## Your goal
State how many lines in the listing below include the word "align", and add nothing besides the number.

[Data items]
---*---
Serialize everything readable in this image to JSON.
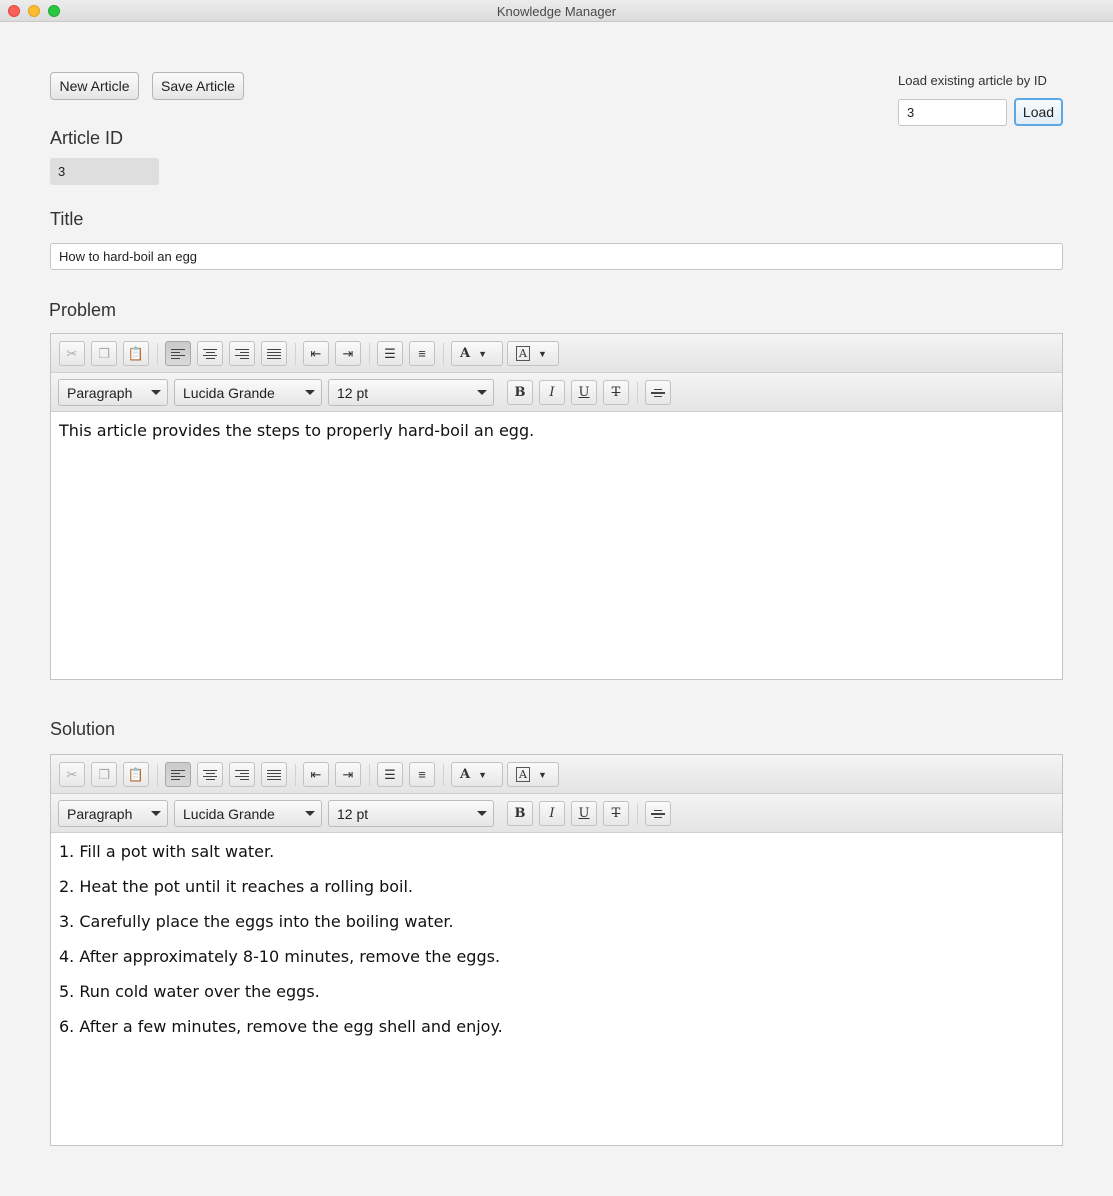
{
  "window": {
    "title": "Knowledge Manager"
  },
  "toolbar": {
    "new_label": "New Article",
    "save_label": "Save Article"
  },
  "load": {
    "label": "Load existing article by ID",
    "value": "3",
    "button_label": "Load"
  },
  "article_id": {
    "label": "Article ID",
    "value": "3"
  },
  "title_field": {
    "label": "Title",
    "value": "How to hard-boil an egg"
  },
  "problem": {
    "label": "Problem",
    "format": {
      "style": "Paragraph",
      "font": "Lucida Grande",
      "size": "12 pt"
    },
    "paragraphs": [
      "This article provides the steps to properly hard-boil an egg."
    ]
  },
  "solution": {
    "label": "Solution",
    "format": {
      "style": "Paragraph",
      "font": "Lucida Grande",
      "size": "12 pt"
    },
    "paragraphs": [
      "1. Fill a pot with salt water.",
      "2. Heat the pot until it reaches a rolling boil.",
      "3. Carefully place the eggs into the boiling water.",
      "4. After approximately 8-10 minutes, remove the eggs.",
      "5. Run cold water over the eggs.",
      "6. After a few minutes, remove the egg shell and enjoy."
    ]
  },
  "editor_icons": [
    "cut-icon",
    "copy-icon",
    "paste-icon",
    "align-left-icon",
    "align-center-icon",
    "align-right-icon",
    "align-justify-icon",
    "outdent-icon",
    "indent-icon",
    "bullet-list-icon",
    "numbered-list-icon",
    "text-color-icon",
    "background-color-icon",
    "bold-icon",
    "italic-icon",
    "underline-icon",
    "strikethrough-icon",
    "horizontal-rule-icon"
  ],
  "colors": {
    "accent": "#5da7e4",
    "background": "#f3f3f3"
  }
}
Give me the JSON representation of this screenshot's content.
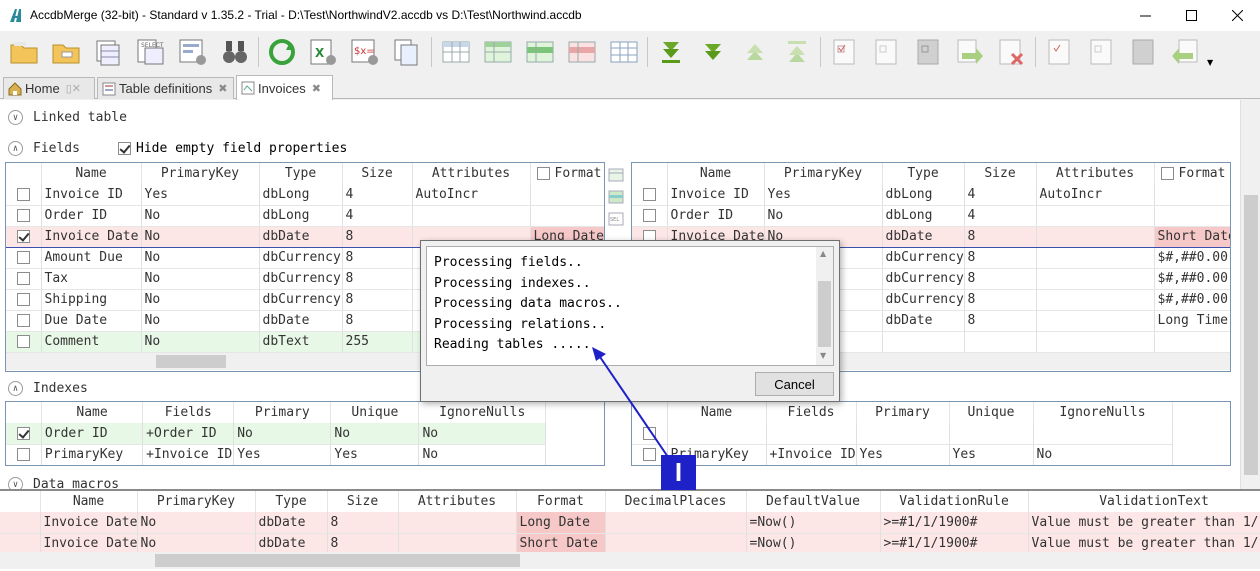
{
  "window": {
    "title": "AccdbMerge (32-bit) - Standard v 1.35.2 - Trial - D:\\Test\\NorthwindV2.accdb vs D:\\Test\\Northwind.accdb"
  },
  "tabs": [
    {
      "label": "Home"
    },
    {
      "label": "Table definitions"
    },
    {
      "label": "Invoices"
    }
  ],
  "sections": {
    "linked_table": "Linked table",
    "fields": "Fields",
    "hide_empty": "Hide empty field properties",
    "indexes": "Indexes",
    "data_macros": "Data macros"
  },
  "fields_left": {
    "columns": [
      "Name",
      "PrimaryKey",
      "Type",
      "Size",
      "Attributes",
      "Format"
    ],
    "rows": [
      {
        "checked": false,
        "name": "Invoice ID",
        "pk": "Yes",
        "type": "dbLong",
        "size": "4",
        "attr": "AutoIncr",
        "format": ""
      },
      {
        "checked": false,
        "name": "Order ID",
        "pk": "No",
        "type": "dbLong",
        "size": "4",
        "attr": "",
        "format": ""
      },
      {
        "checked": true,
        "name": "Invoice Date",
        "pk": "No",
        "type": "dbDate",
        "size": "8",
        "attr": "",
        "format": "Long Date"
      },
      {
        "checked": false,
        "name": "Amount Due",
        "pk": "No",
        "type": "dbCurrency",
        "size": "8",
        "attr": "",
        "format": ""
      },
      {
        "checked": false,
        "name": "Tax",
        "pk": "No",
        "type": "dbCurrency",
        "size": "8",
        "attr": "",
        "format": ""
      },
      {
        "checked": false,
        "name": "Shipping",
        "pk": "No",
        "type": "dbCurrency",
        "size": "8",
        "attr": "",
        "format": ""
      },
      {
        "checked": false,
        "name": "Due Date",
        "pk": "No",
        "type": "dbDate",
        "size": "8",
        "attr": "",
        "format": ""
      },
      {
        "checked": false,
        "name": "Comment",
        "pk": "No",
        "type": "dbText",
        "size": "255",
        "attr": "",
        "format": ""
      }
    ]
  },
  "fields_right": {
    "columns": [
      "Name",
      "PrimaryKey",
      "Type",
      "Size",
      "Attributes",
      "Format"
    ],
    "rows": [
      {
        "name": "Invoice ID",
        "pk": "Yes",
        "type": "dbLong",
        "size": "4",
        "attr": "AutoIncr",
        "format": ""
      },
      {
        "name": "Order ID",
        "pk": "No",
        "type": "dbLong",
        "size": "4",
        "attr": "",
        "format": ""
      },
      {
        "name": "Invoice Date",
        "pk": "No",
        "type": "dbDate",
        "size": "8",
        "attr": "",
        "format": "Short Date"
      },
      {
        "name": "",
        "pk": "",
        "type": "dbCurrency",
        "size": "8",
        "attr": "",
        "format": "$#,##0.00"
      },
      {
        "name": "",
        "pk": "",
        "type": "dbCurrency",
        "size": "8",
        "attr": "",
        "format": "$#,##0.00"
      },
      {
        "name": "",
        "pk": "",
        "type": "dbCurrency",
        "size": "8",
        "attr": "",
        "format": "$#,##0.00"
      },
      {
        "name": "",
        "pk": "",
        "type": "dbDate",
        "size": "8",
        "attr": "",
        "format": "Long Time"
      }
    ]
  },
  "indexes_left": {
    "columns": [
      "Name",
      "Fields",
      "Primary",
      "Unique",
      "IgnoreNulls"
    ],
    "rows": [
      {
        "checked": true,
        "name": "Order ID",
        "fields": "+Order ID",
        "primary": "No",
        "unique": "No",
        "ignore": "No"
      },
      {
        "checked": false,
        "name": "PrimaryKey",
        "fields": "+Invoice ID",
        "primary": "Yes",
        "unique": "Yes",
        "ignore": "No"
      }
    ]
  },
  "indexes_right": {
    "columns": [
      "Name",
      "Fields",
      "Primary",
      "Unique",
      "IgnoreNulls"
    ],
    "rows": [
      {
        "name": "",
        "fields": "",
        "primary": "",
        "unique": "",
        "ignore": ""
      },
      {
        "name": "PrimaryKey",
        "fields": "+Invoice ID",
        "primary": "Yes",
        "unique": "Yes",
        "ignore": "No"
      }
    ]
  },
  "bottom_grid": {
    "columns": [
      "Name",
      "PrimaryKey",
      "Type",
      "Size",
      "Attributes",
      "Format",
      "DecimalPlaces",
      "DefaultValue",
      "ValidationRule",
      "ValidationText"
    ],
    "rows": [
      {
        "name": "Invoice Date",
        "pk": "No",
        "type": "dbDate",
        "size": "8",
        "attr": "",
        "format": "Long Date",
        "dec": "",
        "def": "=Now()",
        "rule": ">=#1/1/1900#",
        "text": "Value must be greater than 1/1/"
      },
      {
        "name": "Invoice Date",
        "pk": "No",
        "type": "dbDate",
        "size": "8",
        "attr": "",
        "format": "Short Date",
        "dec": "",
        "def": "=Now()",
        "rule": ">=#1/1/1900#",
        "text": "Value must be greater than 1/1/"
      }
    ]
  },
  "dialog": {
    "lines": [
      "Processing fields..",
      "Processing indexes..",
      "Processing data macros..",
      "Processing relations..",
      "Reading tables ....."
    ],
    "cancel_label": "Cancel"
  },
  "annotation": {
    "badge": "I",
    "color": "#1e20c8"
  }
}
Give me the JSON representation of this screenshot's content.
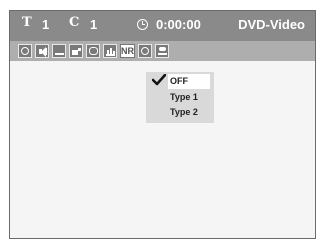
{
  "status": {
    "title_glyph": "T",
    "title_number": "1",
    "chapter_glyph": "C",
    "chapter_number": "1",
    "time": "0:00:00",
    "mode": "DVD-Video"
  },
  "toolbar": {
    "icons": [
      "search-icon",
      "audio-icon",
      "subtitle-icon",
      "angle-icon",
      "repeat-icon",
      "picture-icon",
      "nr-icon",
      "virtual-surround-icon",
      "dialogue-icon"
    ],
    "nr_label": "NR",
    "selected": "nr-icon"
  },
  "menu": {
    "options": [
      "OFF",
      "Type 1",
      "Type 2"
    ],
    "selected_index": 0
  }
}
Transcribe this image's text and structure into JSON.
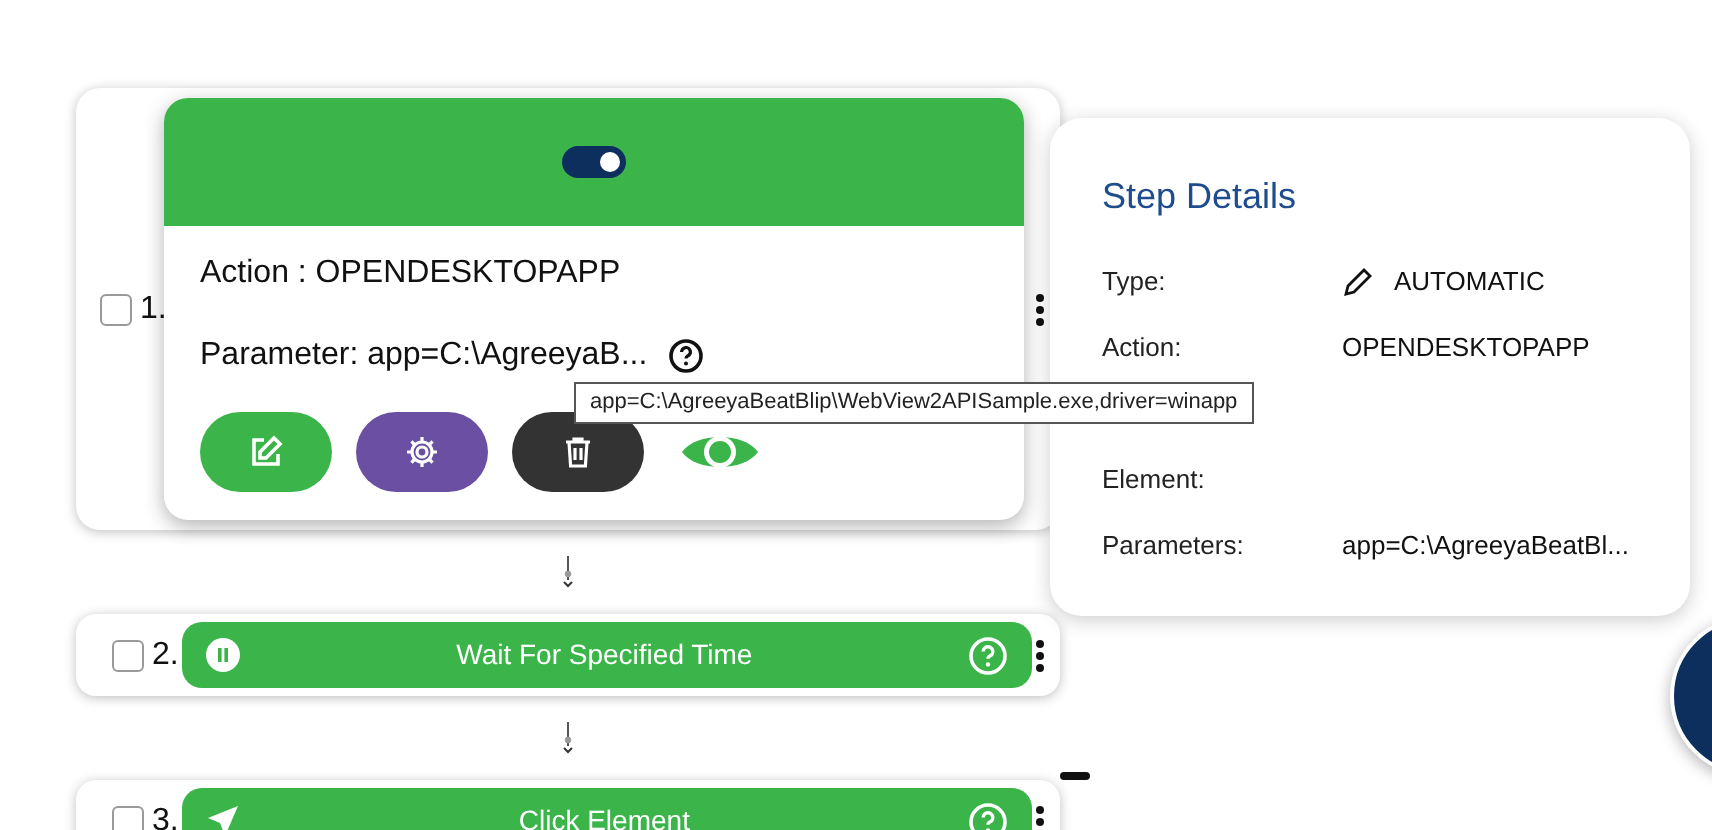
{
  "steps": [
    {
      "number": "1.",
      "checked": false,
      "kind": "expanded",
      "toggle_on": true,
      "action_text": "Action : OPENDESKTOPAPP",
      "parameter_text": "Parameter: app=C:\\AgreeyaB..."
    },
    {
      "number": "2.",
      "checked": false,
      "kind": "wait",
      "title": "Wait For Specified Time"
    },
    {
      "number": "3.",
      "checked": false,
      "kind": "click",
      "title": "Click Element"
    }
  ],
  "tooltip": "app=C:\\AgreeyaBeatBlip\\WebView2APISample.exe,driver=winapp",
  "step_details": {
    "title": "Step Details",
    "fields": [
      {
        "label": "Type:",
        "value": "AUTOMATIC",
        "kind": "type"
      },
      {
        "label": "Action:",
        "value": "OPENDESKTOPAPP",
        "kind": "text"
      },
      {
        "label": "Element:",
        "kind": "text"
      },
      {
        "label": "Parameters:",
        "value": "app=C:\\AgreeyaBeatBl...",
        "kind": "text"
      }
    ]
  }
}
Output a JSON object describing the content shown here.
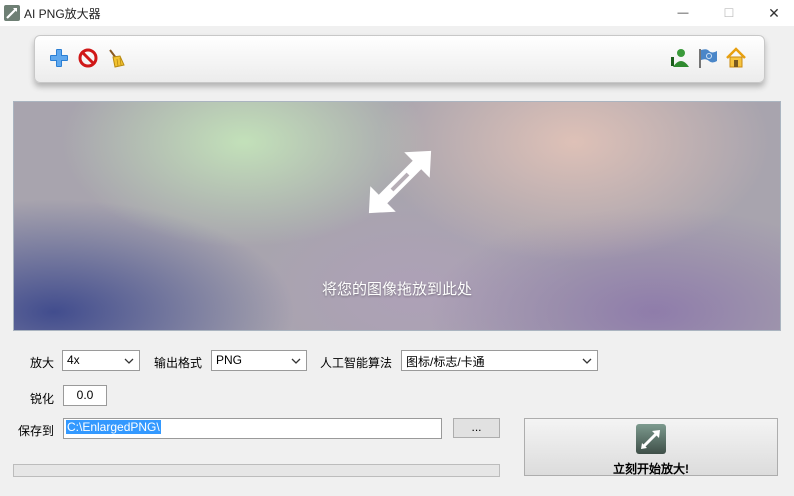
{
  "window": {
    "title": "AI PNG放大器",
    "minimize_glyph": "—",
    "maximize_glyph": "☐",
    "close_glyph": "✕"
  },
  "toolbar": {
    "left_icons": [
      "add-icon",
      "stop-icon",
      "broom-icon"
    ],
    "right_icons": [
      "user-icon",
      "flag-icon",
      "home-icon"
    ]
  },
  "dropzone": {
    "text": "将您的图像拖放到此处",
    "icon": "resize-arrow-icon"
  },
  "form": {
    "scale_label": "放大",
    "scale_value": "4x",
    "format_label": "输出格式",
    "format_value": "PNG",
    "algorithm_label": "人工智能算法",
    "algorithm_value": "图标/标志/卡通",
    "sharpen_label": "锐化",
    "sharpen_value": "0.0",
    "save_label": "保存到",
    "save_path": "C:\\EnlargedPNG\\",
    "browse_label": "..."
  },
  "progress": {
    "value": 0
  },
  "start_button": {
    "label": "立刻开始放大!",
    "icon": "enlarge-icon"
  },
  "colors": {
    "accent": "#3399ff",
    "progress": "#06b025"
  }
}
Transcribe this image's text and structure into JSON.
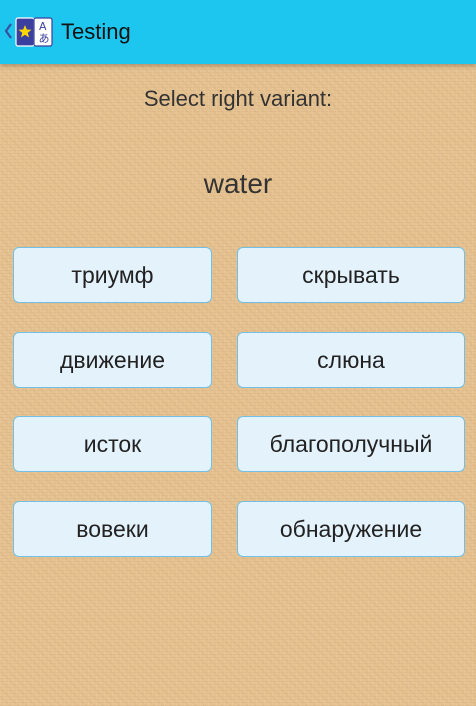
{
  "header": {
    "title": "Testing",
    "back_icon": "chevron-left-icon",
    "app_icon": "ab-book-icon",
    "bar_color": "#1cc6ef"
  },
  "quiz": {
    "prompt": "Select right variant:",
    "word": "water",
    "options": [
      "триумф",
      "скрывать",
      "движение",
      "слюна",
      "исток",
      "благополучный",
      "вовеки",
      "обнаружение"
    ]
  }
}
---*---
## Output of the task
4